[Page images and their text]
+++
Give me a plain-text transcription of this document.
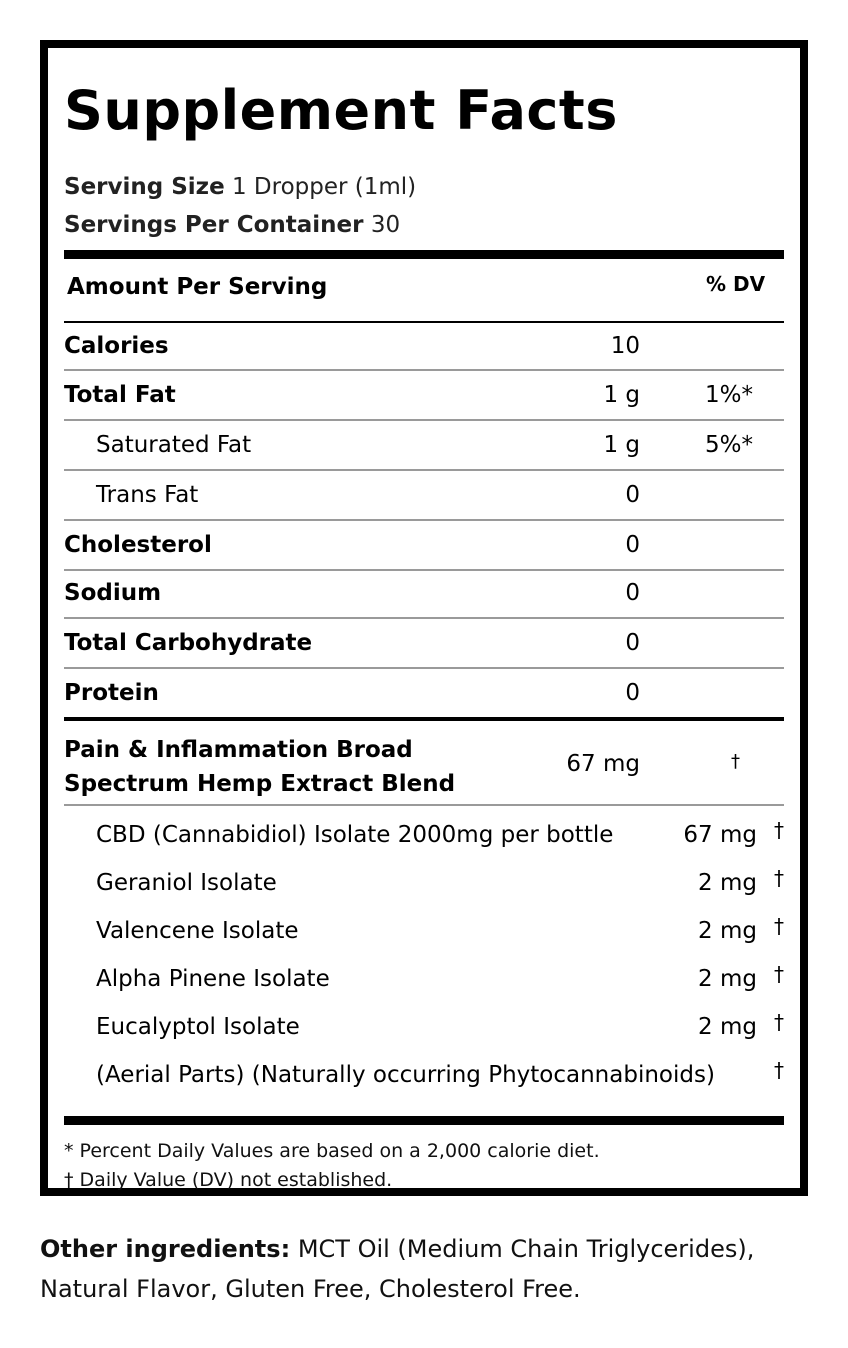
Supplement Facts
Serving Size 1 Dropper (1ml)
Servings Per Container 30
Amount Per Serving	% DV
Calories	10
Total Fat	1 g	1%*
Saturated Fat	1 g	5%*
Trans Fat	0
Cholesterol	0
Sodium	0
Total Carbohydrate	0
Protein	0
Pain & Inflammation Broad
Spectrum Hemp Extract Blend
67 mg	†
CBD (Cannabidiol) Isolate 2000mg per bottle	67 mg †
Geraniol Isolate	2 mg †
Valencene Isolate	2 mg †
Alpha Pinene Isolate	2 mg †
Eucalyptol Isolate	2 mg †
(Aerial Parts) (Naturally occurring Phytocannabinoids)	†
* Percent Daily Values are based on a 2,000 calorie diet.
† Daily Value (DV) not established.
Other ingredients: MCT Oil (Medium Chain Triglycerides), Natural Flavor, Gluten Free, Cholesterol Free.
+++
**WHAT THIS TASK INVOLVES**
Restate, word for word, the entries above, dropping any picture.

**RESULT OF THIS TASK**
Give me a plain-text transcription of this document.
Supplement Facts
Serving Size 1 Dropper (1ml)
Servings Per Container 30
Amount Per Serving	% DV
Calories	10
Total Fat	1 g	1%*
Saturated Fat	1 g	5%*
Trans Fat	0
Cholesterol	0
Sodium	0
Total Carbohydrate	0
Protein	0
Pain & Inflammation Broad
Spectrum Hemp Extract Blend
67 mg	†
CBD (Cannabidiol) Isolate 2000mg per bottle	67 mg †
Geraniol Isolate	2 mg †
Valencene Isolate	2 mg †
Alpha Pinene Isolate	2 mg †
Eucalyptol Isolate	2 mg †
(Aerial Parts) (Naturally occurring Phytocannabinoids)	†
* Percent Daily Values are based on a 2,000 calorie diet.
† Daily Value (DV) not established.
Other ingredients: MCT Oil (Medium Chain Triglycerides), Natural Flavor, Gluten Free, Cholesterol Free.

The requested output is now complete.